> [Data listing]:
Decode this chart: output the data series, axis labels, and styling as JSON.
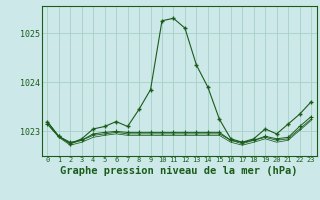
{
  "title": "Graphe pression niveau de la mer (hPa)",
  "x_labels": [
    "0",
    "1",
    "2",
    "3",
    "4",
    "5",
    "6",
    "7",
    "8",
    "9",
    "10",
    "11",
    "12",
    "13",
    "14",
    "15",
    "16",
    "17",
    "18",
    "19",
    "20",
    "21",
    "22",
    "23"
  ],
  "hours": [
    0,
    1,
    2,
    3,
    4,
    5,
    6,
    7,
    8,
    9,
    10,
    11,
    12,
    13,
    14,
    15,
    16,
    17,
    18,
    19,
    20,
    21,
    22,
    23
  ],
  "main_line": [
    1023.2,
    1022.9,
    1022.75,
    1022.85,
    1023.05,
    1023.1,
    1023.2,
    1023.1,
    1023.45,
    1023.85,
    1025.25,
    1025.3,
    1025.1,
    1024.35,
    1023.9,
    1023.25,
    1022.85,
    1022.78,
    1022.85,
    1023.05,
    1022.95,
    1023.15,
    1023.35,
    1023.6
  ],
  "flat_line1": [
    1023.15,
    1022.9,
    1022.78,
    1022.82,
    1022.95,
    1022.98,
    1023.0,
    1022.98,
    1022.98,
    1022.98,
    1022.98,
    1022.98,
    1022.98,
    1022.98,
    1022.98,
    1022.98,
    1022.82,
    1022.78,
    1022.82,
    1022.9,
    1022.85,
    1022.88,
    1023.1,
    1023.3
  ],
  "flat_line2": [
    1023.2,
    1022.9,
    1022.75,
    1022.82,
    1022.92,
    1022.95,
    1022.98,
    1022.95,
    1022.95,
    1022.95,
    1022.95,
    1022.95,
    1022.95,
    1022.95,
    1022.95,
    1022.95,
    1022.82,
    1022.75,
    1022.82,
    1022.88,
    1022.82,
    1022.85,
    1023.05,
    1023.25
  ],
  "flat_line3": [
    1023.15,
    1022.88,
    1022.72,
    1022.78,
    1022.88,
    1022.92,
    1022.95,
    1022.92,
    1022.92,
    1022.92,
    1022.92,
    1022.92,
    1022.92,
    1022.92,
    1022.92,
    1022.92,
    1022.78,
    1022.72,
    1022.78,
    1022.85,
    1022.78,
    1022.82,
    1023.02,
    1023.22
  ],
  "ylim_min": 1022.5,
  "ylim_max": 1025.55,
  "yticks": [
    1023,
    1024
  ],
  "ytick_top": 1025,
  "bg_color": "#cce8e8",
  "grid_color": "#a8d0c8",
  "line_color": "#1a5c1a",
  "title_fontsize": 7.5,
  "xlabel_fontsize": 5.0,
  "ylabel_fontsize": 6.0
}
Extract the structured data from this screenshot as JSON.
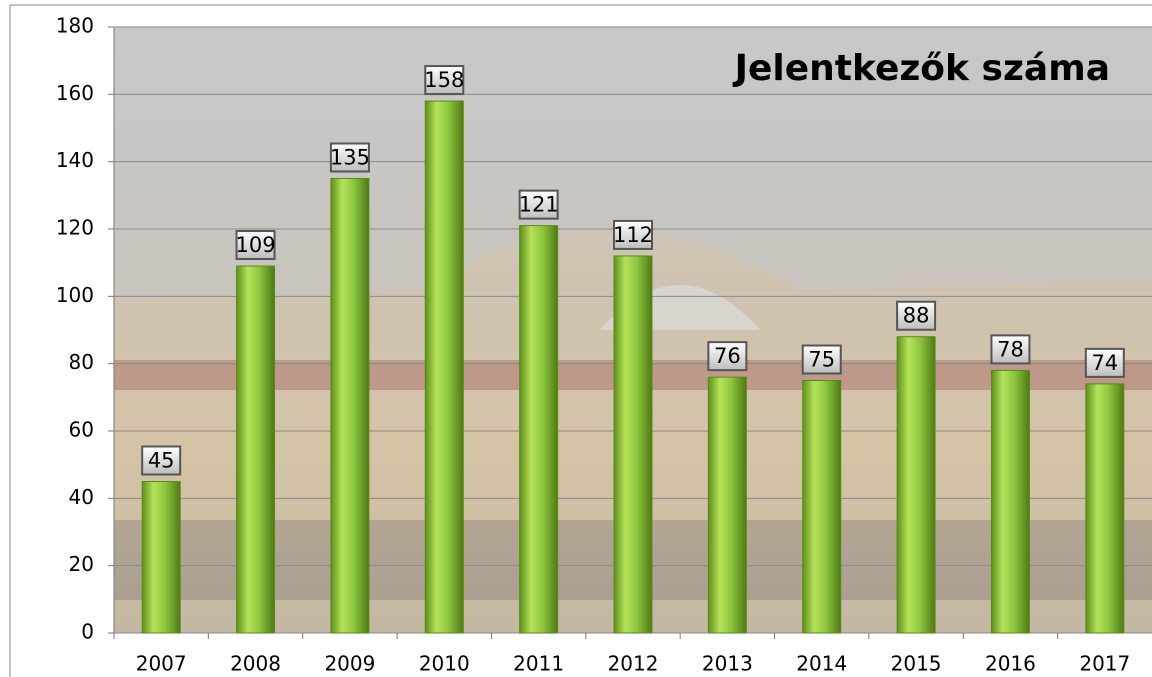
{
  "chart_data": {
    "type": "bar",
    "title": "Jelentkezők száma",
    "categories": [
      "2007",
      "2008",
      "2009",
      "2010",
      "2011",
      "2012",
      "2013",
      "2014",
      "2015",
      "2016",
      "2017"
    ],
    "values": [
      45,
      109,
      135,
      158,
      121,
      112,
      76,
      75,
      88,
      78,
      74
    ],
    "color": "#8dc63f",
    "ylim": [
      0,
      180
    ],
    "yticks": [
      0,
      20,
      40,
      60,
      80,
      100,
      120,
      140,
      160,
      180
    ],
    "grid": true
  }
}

> [Given problem]: Your copy should match the records word for word, with the pictures removed.

> [Full answer]:
Decode this chart: output the data series, axis labels, and styling as JSON.
{
  "title": "Graphe pression niveau de la mer (hPa)",
  "x_labels": [
    "0",
    "1",
    "2",
    "3",
    "4",
    "5",
    "6",
    "7",
    "8",
    "9",
    "10",
    "11",
    "12",
    "13",
    "14",
    "15",
    "16",
    "17",
    "18",
    "19",
    "20",
    "21",
    "22",
    "23"
  ],
  "hours": [
    0,
    1,
    2,
    3,
    4,
    5,
    6,
    7,
    8,
    9,
    10,
    11,
    12,
    13,
    14,
    15,
    16,
    17,
    18,
    19,
    20,
    21,
    22,
    23
  ],
  "main_line": [
    1023.2,
    1022.9,
    1022.75,
    1022.85,
    1023.05,
    1023.1,
    1023.2,
    1023.1,
    1023.45,
    1023.85,
    1025.25,
    1025.3,
    1025.1,
    1024.35,
    1023.9,
    1023.25,
    1022.85,
    1022.78,
    1022.85,
    1023.05,
    1022.95,
    1023.15,
    1023.35,
    1023.6
  ],
  "flat_line1": [
    1023.15,
    1022.9,
    1022.78,
    1022.82,
    1022.95,
    1022.98,
    1023.0,
    1022.98,
    1022.98,
    1022.98,
    1022.98,
    1022.98,
    1022.98,
    1022.98,
    1022.98,
    1022.98,
    1022.82,
    1022.78,
    1022.82,
    1022.9,
    1022.85,
    1022.88,
    1023.1,
    1023.3
  ],
  "flat_line2": [
    1023.2,
    1022.9,
    1022.75,
    1022.82,
    1022.92,
    1022.95,
    1022.98,
    1022.95,
    1022.95,
    1022.95,
    1022.95,
    1022.95,
    1022.95,
    1022.95,
    1022.95,
    1022.95,
    1022.82,
    1022.75,
    1022.82,
    1022.88,
    1022.82,
    1022.85,
    1023.05,
    1023.25
  ],
  "flat_line3": [
    1023.15,
    1022.88,
    1022.72,
    1022.78,
    1022.88,
    1022.92,
    1022.95,
    1022.92,
    1022.92,
    1022.92,
    1022.92,
    1022.92,
    1022.92,
    1022.92,
    1022.92,
    1022.92,
    1022.78,
    1022.72,
    1022.78,
    1022.85,
    1022.78,
    1022.82,
    1023.02,
    1023.22
  ],
  "ylim_min": 1022.5,
  "ylim_max": 1025.55,
  "yticks": [
    1023,
    1024
  ],
  "ytick_top": 1025,
  "bg_color": "#cce8e8",
  "grid_color": "#a8d0c8",
  "line_color": "#1a5c1a",
  "title_fontsize": 7.5,
  "xlabel_fontsize": 5.0,
  "ylabel_fontsize": 6.0
}
Extract the structured data from this screenshot as JSON.
{
  "chart_data": {
    "type": "bar",
    "title": "Jelentkezők száma",
    "categories": [
      "2007",
      "2008",
      "2009",
      "2010",
      "2011",
      "2012",
      "2013",
      "2014",
      "2015",
      "2016",
      "2017"
    ],
    "values": [
      45,
      109,
      135,
      158,
      121,
      112,
      76,
      75,
      88,
      78,
      74
    ],
    "color": "#8dc63f",
    "ylim": [
      0,
      180
    ],
    "yticks": [
      0,
      20,
      40,
      60,
      80,
      100,
      120,
      140,
      160,
      180
    ],
    "grid": true
  }
}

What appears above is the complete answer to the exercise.